▶ DIRECTIVE
Give the count of lines in the data that include "Photometric", with no other words.

▶ EXTRACTED DATA
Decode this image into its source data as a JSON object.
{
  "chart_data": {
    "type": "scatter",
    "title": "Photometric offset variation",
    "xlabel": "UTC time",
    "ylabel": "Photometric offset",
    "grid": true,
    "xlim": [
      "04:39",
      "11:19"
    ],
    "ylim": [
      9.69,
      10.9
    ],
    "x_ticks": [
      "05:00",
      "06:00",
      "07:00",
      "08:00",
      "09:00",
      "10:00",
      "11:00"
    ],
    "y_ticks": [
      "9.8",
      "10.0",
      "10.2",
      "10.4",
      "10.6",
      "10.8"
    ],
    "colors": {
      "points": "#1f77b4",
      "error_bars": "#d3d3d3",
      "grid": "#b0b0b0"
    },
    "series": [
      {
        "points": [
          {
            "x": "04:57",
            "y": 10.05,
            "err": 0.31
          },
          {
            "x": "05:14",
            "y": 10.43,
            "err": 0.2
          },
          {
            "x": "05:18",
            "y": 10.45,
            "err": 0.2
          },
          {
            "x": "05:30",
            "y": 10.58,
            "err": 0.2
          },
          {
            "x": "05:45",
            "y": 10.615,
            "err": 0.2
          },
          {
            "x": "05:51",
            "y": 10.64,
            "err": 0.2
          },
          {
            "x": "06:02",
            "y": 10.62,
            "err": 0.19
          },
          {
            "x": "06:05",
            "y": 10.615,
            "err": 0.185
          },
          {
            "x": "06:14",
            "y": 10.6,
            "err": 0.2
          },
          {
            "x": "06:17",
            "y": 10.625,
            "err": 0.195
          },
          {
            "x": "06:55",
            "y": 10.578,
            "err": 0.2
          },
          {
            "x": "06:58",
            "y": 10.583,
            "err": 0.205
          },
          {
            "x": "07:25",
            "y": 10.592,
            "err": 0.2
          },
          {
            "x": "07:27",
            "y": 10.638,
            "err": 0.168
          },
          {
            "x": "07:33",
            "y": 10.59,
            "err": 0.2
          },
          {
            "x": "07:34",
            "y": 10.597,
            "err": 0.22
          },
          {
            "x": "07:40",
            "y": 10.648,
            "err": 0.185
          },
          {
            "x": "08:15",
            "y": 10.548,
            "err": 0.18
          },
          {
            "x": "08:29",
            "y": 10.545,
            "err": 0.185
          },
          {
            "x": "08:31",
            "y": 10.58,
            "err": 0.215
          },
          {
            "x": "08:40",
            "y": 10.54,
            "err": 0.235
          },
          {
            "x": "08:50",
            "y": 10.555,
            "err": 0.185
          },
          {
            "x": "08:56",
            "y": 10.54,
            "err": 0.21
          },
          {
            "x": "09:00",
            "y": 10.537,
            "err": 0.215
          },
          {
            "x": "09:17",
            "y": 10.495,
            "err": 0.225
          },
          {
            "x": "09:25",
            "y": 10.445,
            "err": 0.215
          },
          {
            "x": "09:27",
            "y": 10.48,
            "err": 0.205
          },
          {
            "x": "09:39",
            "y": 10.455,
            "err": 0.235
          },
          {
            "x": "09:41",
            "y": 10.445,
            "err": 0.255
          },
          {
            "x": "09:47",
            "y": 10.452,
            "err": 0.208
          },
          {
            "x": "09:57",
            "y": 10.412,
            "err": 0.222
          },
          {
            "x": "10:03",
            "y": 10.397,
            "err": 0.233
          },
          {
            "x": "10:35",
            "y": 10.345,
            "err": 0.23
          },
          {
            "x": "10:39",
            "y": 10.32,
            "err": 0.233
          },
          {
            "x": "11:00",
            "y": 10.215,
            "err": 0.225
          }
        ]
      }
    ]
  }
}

▶ EXERCISE SOLUTION
2